▸ **Work to do**
From the entries below, copy out every line with "underlying" in it.
** begin **
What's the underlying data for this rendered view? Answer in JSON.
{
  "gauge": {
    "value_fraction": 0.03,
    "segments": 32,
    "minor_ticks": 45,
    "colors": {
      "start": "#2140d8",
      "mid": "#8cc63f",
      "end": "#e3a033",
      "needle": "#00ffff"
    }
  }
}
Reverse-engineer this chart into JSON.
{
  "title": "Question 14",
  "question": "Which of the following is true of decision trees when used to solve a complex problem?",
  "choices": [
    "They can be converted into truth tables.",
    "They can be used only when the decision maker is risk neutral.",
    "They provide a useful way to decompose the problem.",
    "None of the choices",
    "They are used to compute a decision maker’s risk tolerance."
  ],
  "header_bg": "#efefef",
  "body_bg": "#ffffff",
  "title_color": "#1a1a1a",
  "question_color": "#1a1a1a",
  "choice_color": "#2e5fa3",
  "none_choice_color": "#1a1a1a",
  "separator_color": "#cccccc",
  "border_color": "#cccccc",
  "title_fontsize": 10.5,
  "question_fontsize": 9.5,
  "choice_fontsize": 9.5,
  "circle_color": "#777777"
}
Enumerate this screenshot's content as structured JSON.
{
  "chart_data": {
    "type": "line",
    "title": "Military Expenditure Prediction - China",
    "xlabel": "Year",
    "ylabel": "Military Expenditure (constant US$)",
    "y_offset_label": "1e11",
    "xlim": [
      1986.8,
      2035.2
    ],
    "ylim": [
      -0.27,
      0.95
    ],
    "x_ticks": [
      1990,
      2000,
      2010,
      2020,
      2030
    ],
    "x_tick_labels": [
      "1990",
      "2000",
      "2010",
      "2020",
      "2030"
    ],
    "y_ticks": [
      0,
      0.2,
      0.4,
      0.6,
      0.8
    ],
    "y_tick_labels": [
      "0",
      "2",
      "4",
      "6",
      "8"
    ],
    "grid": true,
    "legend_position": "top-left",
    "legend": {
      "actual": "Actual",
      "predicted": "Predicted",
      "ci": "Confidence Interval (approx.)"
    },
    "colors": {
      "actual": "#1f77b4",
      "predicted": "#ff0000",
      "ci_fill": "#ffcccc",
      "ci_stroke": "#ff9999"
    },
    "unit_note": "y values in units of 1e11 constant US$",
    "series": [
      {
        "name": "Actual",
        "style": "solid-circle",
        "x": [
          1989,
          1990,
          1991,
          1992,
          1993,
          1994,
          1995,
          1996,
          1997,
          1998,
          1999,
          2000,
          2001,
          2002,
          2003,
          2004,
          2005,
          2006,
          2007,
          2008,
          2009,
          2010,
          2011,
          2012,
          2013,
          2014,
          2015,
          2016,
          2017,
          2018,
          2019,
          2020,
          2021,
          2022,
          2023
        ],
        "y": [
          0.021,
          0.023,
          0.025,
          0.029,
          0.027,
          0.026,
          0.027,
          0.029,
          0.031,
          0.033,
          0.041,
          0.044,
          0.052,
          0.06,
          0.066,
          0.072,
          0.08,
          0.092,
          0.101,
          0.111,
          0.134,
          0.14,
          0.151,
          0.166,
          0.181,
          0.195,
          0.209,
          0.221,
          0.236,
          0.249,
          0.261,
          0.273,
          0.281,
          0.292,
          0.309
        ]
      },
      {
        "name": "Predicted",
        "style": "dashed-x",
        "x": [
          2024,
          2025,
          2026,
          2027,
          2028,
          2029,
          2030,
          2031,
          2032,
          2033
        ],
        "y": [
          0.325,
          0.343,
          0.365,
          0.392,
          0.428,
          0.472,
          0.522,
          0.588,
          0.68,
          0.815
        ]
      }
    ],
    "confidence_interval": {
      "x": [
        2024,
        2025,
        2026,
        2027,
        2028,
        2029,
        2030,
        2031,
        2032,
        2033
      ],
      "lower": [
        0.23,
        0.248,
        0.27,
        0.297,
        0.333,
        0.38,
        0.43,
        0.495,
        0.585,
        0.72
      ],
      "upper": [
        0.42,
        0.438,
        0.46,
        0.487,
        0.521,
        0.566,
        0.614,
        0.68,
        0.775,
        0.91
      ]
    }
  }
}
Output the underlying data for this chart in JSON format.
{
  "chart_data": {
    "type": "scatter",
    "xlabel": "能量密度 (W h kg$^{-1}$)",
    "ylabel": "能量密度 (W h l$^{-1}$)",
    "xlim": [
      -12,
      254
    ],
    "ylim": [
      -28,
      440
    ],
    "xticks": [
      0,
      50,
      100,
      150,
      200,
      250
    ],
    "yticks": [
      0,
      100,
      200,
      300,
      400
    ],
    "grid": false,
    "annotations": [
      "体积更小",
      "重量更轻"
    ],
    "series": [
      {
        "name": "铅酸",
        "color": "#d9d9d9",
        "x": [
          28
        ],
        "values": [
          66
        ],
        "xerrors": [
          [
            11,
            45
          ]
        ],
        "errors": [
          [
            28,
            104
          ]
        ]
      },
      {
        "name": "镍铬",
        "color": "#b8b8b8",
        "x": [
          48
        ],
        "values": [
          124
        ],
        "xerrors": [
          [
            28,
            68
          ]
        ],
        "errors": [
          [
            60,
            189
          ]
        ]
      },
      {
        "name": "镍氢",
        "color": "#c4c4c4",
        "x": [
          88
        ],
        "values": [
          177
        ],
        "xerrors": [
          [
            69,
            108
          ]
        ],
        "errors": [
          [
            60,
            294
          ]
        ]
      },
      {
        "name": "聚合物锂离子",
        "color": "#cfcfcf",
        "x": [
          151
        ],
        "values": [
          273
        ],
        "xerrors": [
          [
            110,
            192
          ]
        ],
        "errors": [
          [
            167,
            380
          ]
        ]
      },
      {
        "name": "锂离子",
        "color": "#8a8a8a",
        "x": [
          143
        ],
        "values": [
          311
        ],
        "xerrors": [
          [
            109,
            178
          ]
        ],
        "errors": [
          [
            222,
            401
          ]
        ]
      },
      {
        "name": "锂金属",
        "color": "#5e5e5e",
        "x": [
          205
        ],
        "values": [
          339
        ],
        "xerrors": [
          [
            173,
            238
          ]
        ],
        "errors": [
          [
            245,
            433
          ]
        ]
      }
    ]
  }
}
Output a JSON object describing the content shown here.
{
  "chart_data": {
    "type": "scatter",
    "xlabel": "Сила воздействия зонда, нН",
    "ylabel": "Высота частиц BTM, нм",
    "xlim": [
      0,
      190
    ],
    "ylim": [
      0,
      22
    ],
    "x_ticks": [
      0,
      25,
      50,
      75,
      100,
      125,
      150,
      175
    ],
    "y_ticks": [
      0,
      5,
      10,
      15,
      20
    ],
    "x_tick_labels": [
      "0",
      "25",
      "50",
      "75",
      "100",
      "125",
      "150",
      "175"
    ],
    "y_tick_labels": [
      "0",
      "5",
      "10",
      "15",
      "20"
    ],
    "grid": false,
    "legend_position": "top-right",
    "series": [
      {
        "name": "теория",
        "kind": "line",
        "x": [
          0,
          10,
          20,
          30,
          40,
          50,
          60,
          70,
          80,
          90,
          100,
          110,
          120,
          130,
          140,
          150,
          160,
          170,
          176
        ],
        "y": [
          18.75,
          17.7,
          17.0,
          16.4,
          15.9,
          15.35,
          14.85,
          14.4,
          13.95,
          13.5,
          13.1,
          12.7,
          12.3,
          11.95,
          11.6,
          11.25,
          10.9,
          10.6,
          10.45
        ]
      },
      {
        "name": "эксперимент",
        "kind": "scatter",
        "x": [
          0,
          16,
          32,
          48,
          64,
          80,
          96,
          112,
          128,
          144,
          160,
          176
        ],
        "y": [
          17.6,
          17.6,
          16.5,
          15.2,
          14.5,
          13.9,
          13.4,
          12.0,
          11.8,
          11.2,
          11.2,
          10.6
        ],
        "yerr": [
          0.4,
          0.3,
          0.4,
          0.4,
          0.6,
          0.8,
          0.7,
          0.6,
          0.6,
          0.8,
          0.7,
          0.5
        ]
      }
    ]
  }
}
** end **
▸ **Reply to the exercise**
What's the underlying data for this rendered view? Answer in JSON.
Output the underlying data for this chart in JSON format.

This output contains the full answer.